§ **O que se pede**
1: Por favor, reescreva em forma de lista o parágrafo do texto sobre as máfias e o tráfico de cocaína que começa com "Com a derrocada dos cartéis colombianos", mantendo os fatos principais.
2: Responda às perguntas abaixo com base no texto sobre as máfias e o tráfico de cocaína, uma resposta por linha, com a mesma marcação.
(a) De que cidade vinha a mulher que desembarcou em Roma?
(b) O que permitiu à ‘Ndrangheta realizar seus negócios na Colômbia sem intermediários?
(c) Por que os traficantes mexicanos se tornaram mais poderosos que os produtores colombianos?
3: Dê sequência ao texto sobre as máfias e o tráfico de cocaína, a partir do ponto em que ele termina.

§ **Trecho de origem**

É preciso muita certeza da impunidade para desembarcar em Roma vindo de Caracas com 24 quilos de coca dentro da mala com um par de calcinhas e mais nada. Ela tinha, mas se enganou. Os procuradores de justiça italianos trabalham incessantemente, mas as máfias trabalham muito mais, no mundo inteiro. Com cada vez maior poder de corrupção.
Com a derrocada dos cartéis colombianos as máfias italianas e os cartéis mexicanos fizeram um upgrade. A ‘Ndrangheta conseguiu penetrar na Colômbia e realizar seus negócios sem intermediários, graças à sua estrutura familiar de controle dos territórios onde atua. Os traficantes mexicanos tornaram-se mais poderosos do que os produtores colombianos devido à proximidade do mercado consumidor americano.

§ **Registros de dados**
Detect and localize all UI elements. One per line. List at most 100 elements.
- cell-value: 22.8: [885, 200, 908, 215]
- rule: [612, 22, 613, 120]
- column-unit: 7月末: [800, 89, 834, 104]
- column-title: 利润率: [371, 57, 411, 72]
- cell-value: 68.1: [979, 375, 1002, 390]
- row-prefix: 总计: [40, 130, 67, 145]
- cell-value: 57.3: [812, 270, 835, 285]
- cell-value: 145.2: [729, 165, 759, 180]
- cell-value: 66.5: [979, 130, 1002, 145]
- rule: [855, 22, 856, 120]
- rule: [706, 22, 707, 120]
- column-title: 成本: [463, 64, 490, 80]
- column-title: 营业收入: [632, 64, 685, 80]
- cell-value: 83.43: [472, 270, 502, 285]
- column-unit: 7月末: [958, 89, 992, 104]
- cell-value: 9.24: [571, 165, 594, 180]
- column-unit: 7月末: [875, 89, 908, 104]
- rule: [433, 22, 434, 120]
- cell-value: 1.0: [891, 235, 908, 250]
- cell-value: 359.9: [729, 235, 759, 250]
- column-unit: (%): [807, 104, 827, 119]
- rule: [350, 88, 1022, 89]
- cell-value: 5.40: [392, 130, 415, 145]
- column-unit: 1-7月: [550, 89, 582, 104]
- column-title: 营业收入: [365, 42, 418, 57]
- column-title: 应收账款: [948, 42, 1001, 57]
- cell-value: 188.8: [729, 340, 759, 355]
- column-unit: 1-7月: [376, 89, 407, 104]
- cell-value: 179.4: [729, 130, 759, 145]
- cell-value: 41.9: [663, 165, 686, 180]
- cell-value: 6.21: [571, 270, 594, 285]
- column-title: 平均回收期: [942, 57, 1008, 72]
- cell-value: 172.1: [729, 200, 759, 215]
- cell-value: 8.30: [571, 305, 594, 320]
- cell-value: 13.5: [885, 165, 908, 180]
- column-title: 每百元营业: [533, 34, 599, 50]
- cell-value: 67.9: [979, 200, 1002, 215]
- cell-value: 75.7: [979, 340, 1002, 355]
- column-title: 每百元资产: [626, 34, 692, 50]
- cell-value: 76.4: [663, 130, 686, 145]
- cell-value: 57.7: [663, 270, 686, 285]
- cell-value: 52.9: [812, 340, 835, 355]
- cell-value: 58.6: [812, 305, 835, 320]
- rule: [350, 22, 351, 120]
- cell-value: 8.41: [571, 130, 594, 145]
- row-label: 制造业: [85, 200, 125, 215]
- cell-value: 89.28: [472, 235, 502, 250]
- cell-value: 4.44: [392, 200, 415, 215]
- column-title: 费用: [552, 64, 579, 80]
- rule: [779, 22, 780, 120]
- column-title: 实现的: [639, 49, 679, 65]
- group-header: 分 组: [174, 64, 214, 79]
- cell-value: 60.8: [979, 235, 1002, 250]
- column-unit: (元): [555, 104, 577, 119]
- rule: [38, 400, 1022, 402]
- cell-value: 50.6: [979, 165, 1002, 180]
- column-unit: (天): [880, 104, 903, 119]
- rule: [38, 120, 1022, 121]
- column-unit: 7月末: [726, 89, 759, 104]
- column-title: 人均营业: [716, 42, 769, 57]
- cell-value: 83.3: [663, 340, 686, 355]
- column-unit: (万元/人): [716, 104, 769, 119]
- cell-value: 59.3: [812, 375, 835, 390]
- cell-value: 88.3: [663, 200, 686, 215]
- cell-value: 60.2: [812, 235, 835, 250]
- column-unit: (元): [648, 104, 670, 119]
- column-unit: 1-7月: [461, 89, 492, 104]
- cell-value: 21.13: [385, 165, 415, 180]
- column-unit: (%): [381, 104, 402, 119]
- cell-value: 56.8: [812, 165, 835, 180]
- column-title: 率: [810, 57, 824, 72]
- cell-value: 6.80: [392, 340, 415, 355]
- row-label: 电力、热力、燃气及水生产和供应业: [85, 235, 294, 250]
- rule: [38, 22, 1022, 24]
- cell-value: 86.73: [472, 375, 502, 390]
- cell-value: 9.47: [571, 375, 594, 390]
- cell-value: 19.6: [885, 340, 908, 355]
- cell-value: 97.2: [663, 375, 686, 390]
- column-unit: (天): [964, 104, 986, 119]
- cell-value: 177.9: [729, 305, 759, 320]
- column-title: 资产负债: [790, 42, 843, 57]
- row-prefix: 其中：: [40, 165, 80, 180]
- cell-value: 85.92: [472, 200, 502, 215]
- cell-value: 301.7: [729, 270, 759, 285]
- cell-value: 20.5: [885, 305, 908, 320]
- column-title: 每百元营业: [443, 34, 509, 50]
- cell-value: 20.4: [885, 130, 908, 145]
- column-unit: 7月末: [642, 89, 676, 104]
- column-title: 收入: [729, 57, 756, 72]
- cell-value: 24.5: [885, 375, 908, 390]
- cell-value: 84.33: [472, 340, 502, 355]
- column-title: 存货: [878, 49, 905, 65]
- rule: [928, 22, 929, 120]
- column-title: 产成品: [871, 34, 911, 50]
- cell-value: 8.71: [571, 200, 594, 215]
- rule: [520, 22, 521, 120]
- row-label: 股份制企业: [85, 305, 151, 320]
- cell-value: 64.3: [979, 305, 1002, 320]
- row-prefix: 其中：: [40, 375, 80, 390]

§ **Respostas das tarefas**
1:
- Com a queda dos cartéis colombianos, as máfias italianas e os cartéis mexicanos ganharam força.
- A ‘Ndrangheta entrou na Colômbia e passou a fazer negócios sem intermediários, graças à sua estrutura familiar de controle dos territórios onde atua.
- Os traficantes mexicanos ficaram mais poderosos que os produtores colombianos por estarem perto do mercado consumidor americano.

2:
(a) De Caracas.
(b) Sua estrutura familiar de controle dos territórios onde atua.
(c) Pela proximidade do mercado consumidor americano.

3:
O receio dos italianos agora é que os mexicanos invadam a Europa também. O Brasil – como a Monte Pollino acabou de demonstrar – já foi invadido pelos calabreses.
O que torna a `Ndrangheta perigosa e poderosa é a sua estrutura ramificada, formada pelas “`ndrinas”, os núcleos familiares. Os laços de sangue contam muito para a `ndrangheta, e por isso ela consegue se infiltrar no mundo inteiro onde haja descendentes de descendentes de calabreses e seus homens de confiança.
Para vencer a concorrência eles não vão exitar em comprar ninguém. Desde mulas da mais alta sociedade até assessores do primeiro escalão de governo. Se possível, até senadores, presidentes ou chanceleres.
Da lado de lá e do lado de cá.
Depois dessa estréia hollywoodiana, a `Ndrangheta vai ser cada vez mais famosa no Brasil.
Estamos ferrados.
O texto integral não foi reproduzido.